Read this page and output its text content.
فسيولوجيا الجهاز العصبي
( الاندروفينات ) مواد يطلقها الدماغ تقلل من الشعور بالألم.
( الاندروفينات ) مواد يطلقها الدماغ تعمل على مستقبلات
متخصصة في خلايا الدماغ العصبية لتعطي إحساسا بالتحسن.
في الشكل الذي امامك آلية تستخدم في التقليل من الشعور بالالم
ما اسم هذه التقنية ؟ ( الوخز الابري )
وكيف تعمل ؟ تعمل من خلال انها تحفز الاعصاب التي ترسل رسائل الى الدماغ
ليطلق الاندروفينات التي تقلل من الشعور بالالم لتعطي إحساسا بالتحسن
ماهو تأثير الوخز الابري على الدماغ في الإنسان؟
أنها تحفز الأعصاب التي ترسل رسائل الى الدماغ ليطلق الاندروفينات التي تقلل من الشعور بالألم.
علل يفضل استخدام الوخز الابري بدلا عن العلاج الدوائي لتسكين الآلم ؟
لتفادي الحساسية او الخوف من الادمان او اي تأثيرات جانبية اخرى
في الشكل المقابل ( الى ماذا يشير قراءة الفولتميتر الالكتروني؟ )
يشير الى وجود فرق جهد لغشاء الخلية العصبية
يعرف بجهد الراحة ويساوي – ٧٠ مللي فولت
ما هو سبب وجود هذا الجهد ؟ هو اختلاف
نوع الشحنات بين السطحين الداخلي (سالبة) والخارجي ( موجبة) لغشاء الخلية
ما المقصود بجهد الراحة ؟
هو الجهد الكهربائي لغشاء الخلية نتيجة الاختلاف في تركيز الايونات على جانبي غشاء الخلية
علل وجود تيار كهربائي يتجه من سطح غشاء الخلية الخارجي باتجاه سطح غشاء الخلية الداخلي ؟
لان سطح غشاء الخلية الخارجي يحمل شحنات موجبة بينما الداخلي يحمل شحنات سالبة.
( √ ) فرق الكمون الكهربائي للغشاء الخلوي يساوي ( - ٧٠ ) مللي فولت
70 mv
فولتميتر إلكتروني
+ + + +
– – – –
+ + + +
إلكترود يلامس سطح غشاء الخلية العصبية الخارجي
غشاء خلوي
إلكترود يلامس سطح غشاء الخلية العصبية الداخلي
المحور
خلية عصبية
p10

---

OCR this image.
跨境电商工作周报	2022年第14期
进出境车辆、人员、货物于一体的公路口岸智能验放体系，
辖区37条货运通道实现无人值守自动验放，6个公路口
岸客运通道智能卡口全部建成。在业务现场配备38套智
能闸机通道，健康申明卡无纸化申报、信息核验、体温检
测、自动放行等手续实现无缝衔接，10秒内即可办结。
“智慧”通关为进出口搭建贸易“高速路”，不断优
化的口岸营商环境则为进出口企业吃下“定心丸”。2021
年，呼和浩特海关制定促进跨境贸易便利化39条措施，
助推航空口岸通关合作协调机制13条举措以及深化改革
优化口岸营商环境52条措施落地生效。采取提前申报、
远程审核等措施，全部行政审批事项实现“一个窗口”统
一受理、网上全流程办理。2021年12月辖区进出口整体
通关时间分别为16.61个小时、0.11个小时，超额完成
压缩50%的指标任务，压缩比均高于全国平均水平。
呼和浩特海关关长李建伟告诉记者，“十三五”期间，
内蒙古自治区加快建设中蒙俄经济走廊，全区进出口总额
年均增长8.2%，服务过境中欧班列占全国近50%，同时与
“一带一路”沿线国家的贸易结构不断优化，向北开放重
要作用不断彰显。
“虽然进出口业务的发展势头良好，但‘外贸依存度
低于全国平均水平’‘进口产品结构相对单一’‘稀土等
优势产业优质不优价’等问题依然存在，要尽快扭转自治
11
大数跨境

--

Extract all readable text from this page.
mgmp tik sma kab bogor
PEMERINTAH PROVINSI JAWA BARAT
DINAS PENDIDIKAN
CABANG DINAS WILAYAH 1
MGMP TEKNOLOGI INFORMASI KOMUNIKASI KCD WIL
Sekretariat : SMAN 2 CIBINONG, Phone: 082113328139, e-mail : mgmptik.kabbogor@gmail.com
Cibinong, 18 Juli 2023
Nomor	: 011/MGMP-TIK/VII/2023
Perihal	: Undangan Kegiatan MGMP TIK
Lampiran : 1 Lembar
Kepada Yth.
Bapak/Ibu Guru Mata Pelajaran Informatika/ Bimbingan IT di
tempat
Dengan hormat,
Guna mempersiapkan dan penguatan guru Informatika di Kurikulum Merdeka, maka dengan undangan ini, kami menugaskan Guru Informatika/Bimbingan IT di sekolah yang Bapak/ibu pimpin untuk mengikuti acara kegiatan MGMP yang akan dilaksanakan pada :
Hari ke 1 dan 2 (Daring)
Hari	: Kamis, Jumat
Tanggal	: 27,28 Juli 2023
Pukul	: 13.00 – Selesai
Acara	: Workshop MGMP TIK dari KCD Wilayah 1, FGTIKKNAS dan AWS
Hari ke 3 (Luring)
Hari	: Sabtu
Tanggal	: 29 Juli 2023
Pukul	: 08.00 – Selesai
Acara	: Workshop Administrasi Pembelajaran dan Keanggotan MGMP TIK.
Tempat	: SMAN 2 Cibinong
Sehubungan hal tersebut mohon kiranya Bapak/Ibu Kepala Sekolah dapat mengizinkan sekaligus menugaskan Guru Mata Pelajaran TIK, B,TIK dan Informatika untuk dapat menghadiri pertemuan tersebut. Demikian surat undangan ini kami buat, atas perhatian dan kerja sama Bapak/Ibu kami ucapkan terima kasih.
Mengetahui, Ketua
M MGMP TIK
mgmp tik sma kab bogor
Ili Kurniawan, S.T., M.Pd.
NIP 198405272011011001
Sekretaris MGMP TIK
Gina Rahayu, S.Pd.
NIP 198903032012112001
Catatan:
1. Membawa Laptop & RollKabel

[THE EXERCISE]:
Search the lines above for the string "سالبة", then show every one that has it.

[SOLUTION TO THE EXERCISE]:
نوع الشحنات بين السطحين الداخلي (سالبة) والخارجي ( موجبة) لغشاء الخلية
لان سطح غشاء الخلية الخارجي يحمل شحنات موجبة بينما الداخلي يحمل شحنات سالبة.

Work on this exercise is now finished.